> _What is asked_:
From the entries below, gather every line containing the string "EtapT".

Entries with figure data:
** START **
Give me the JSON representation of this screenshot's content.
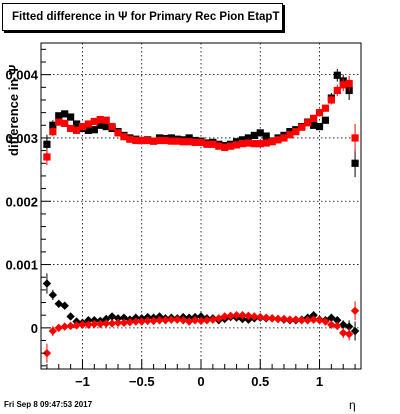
{
  "title": "Fitted difference in  Ψ  for Primary Rec Pion EtapT",
  "footer": "Fri Sep  8 09:47:53 2017",
  "xlabel": "η",
  "ylabel": "difference in  Ψ",
  "chart_data": {
    "type": "scatter",
    "title": "Fitted difference in  Ψ  for Primary Rec Pion EtapT",
    "xlabel": "η",
    "ylabel": "difference in  Ψ",
    "xlim": [
      -1.35,
      1.35
    ],
    "ylim": [
      -0.00065,
      0.0045
    ],
    "xticks": [
      -1,
      -0.5,
      0,
      0.5,
      1
    ],
    "xtick_labels": [
      "−1",
      "−0.5",
      "0",
      "0.5",
      "1"
    ],
    "yticks": [
      0,
      0.001,
      0.002,
      0.003,
      0.004
    ],
    "ytick_labels": [
      "0",
      "0.001",
      "0.002",
      "0.003",
      "0.004"
    ],
    "grid": true,
    "series": [
      {
        "marker": "square",
        "color": "#000000",
        "x": [
          -1.3,
          -1.25,
          -1.2,
          -1.15,
          -1.1,
          -1.05,
          -1.0,
          -0.95,
          -0.9,
          -0.85,
          -0.8,
          -0.75,
          -0.7,
          -0.65,
          -0.6,
          -0.55,
          -0.5,
          -0.45,
          -0.4,
          -0.35,
          -0.3,
          -0.25,
          -0.2,
          -0.15,
          -0.1,
          -0.05,
          0.0,
          0.05,
          0.1,
          0.15,
          0.2,
          0.25,
          0.3,
          0.35,
          0.4,
          0.45,
          0.5,
          0.55,
          0.6,
          0.65,
          0.7,
          0.75,
          0.8,
          0.85,
          0.9,
          0.95,
          1.0,
          1.05,
          1.1,
          1.15,
          1.2,
          1.25,
          1.3
        ],
        "y": [
          0.0029,
          0.0032,
          0.00335,
          0.00338,
          0.00333,
          0.00322,
          0.00315,
          0.00312,
          0.00313,
          0.0032,
          0.00318,
          0.00315,
          0.0031,
          0.00304,
          0.003,
          0.00298,
          0.00296,
          0.00297,
          0.00295,
          0.003,
          0.00299,
          0.003,
          0.00298,
          0.00297,
          0.003,
          0.00296,
          0.00295,
          0.00292,
          0.00293,
          0.0029,
          0.00288,
          0.0029,
          0.00294,
          0.00297,
          0.003,
          0.00304,
          0.00308,
          0.00303,
          0.00295,
          0.003,
          0.00304,
          0.0031,
          0.00313,
          0.00318,
          0.00325,
          0.0032,
          0.00318,
          0.00328,
          0.00363,
          0.00399,
          0.0039,
          0.00375,
          0.0026
        ],
        "err": [
          0.00015,
          8e-05,
          5e-05,
          5e-05,
          4e-05,
          4e-05,
          4e-05,
          4e-05,
          4e-05,
          4e-05,
          4e-05,
          4e-05,
          4e-05,
          4e-05,
          4e-05,
          4e-05,
          4e-05,
          4e-05,
          4e-05,
          4e-05,
          4e-05,
          4e-05,
          4e-05,
          4e-05,
          4e-05,
          4e-05,
          4e-05,
          4e-05,
          4e-05,
          4e-05,
          4e-05,
          4e-05,
          4e-05,
          4e-05,
          4e-05,
          4e-05,
          4e-05,
          4e-05,
          4e-05,
          4e-05,
          4e-05,
          4e-05,
          4e-05,
          4e-05,
          4e-05,
          4e-05,
          4e-05,
          5e-05,
          8e-05,
          0.0001,
          0.0001,
          0.00015,
          0.00022
        ]
      },
      {
        "marker": "square",
        "color": "#ff0000",
        "x": [
          -1.3,
          -1.25,
          -1.2,
          -1.15,
          -1.1,
          -1.05,
          -1.0,
          -0.95,
          -0.9,
          -0.85,
          -0.8,
          -0.75,
          -0.7,
          -0.65,
          -0.6,
          -0.55,
          -0.5,
          -0.45,
          -0.4,
          -0.35,
          -0.3,
          -0.25,
          -0.2,
          -0.15,
          -0.1,
          -0.05,
          0.0,
          0.05,
          0.1,
          0.15,
          0.2,
          0.25,
          0.3,
          0.35,
          0.4,
          0.45,
          0.5,
          0.55,
          0.6,
          0.65,
          0.7,
          0.75,
          0.8,
          0.85,
          0.9,
          0.95,
          1.0,
          1.05,
          1.1,
          1.15,
          1.2,
          1.25,
          1.3
        ],
        "y": [
          0.0027,
          0.0031,
          0.00325,
          0.00323,
          0.00315,
          0.00312,
          0.00318,
          0.00322,
          0.00326,
          0.00329,
          0.00328,
          0.00318,
          0.00308,
          0.00302,
          0.00298,
          0.00296,
          0.00296,
          0.00296,
          0.00295,
          0.00296,
          0.00296,
          0.00295,
          0.00295,
          0.00294,
          0.00294,
          0.00293,
          0.00293,
          0.0029,
          0.0029,
          0.00287,
          0.00285,
          0.00287,
          0.00289,
          0.00291,
          0.00292,
          0.00291,
          0.00291,
          0.00292,
          0.00294,
          0.00297,
          0.003,
          0.00305,
          0.0031,
          0.00317,
          0.00324,
          0.00331,
          0.0034,
          0.00347,
          0.0036,
          0.00375,
          0.00384,
          0.00386,
          0.003
        ],
        "err": [
          0.00013,
          7e-05,
          5e-05,
          4e-05,
          4e-05,
          4e-05,
          4e-05,
          4e-05,
          4e-05,
          4e-05,
          4e-05,
          4e-05,
          4e-05,
          4e-05,
          4e-05,
          4e-05,
          4e-05,
          4e-05,
          4e-05,
          4e-05,
          4e-05,
          4e-05,
          4e-05,
          4e-05,
          4e-05,
          4e-05,
          4e-05,
          4e-05,
          4e-05,
          4e-05,
          4e-05,
          4e-05,
          4e-05,
          4e-05,
          4e-05,
          4e-05,
          4e-05,
          4e-05,
          4e-05,
          4e-05,
          4e-05,
          4e-05,
          4e-05,
          4e-05,
          4e-05,
          4e-05,
          4e-05,
          5e-05,
          7e-05,
          9e-05,
          0.0001,
          0.00012,
          0.00022
        ]
      },
      {
        "marker": "diamond",
        "color": "#000000",
        "x": [
          -1.3,
          -1.25,
          -1.2,
          -1.15,
          -1.1,
          -1.05,
          -1.0,
          -0.95,
          -0.9,
          -0.85,
          -0.8,
          -0.75,
          -0.7,
          -0.65,
          -0.6,
          -0.55,
          -0.5,
          -0.45,
          -0.4,
          -0.35,
          -0.3,
          -0.25,
          -0.2,
          -0.15,
          -0.1,
          -0.05,
          0.0,
          0.05,
          0.1,
          0.15,
          0.2,
          0.25,
          0.3,
          0.35,
          0.4,
          0.45,
          0.5,
          0.55,
          0.6,
          0.65,
          0.7,
          0.75,
          0.8,
          0.85,
          0.9,
          0.95,
          1.0,
          1.05,
          1.1,
          1.15,
          1.2,
          1.25,
          1.3
        ],
        "y": [
          0.0007,
          0.00052,
          0.00038,
          0.00035,
          0.00018,
          0.0001,
          8e-05,
          0.00012,
          0.00012,
          0.00011,
          0.00014,
          0.00018,
          0.00015,
          0.00016,
          0.00013,
          0.00016,
          0.00015,
          0.00017,
          0.00016,
          0.00018,
          0.00015,
          0.00016,
          0.00015,
          0.00017,
          0.00016,
          0.00017,
          0.00018,
          0.00015,
          0.00015,
          0.00012,
          0.00014,
          0.00017,
          0.00016,
          0.00014,
          0.00013,
          0.00015,
          0.00016,
          0.00015,
          0.00015,
          0.00014,
          0.00013,
          0.00012,
          0.00012,
          0.00013,
          0.00016,
          0.0002,
          0.00013,
          0.00012,
          0.00016,
          0.00012,
          5e-05,
          2e-05,
          -5e-05
        ],
        "err": [
          0.00016,
          8e-05,
          5e-05,
          4e-05,
          4e-05,
          3e-05,
          3e-05,
          3e-05,
          3e-05,
          3e-05,
          3e-05,
          3e-05,
          3e-05,
          3e-05,
          3e-05,
          3e-05,
          3e-05,
          3e-05,
          3e-05,
          3e-05,
          3e-05,
          3e-05,
          3e-05,
          3e-05,
          3e-05,
          3e-05,
          3e-05,
          3e-05,
          3e-05,
          3e-05,
          3e-05,
          3e-05,
          3e-05,
          3e-05,
          3e-05,
          3e-05,
          3e-05,
          3e-05,
          3e-05,
          3e-05,
          3e-05,
          3e-05,
          3e-05,
          3e-05,
          3e-05,
          3e-05,
          3e-05,
          4e-05,
          5e-05,
          6e-05,
          7e-05,
          0.0001,
          0.00015
        ]
      },
      {
        "marker": "diamond",
        "color": "#ff0000",
        "x": [
          -1.3,
          -1.25,
          -1.2,
          -1.15,
          -1.1,
          -1.05,
          -1.0,
          -0.95,
          -0.9,
          -0.85,
          -0.8,
          -0.75,
          -0.7,
          -0.65,
          -0.6,
          -0.55,
          -0.5,
          -0.45,
          -0.4,
          -0.35,
          -0.3,
          -0.25,
          -0.2,
          -0.15,
          -0.1,
          -0.05,
          0.0,
          0.05,
          0.1,
          0.15,
          0.2,
          0.25,
          0.3,
          0.35,
          0.4,
          0.45,
          0.5,
          0.55,
          0.6,
          0.65,
          0.7,
          0.75,
          0.8,
          0.85,
          0.9,
          0.95,
          1.0,
          1.05,
          1.1,
          1.15,
          1.2,
          1.25,
          1.3
        ],
        "y": [
          -0.0004,
          -5e-05,
          0.0,
          2e-05,
          3e-05,
          4e-05,
          5e-05,
          5e-05,
          6e-05,
          6e-05,
          7e-05,
          7e-05,
          8e-05,
          8e-05,
          9e-05,
          0.0001,
          0.0001,
          0.00011,
          0.00011,
          0.00012,
          0.00012,
          0.00013,
          0.00013,
          0.00012,
          0.0001,
          0.00012,
          0.00011,
          0.00012,
          0.00013,
          0.00015,
          0.00018,
          0.00019,
          0.0002,
          0.0002,
          0.00019,
          0.00018,
          0.00017,
          0.00016,
          0.00015,
          0.00014,
          0.00014,
          0.00013,
          0.00013,
          0.00012,
          0.00012,
          0.00013,
          0.00012,
          0.0001,
          5e-05,
          3e-05,
          -8e-05,
          -0.0001,
          0.00027
        ],
        "err": [
          0.00015,
          8e-05,
          5e-05,
          4e-05,
          3e-05,
          3e-05,
          3e-05,
          3e-05,
          3e-05,
          3e-05,
          3e-05,
          3e-05,
          3e-05,
          3e-05,
          3e-05,
          3e-05,
          3e-05,
          3e-05,
          3e-05,
          3e-05,
          3e-05,
          3e-05,
          3e-05,
          3e-05,
          3e-05,
          3e-05,
          3e-05,
          3e-05,
          3e-05,
          3e-05,
          3e-05,
          3e-05,
          3e-05,
          3e-05,
          3e-05,
          3e-05,
          3e-05,
          3e-05,
          3e-05,
          3e-05,
          3e-05,
          3e-05,
          3e-05,
          3e-05,
          3e-05,
          3e-05,
          3e-05,
          4e-05,
          5e-05,
          6e-05,
          8e-05,
          0.0001,
          0.00015
        ]
      }
    ]
  }
}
** END **
> _Answer to the exercise_:
  "title": "Fitted difference in  Ψ  for Primary Rec Pion EtapT",
    "title": "Fitted difference in  Ψ  for Primary Rec Pion EtapT",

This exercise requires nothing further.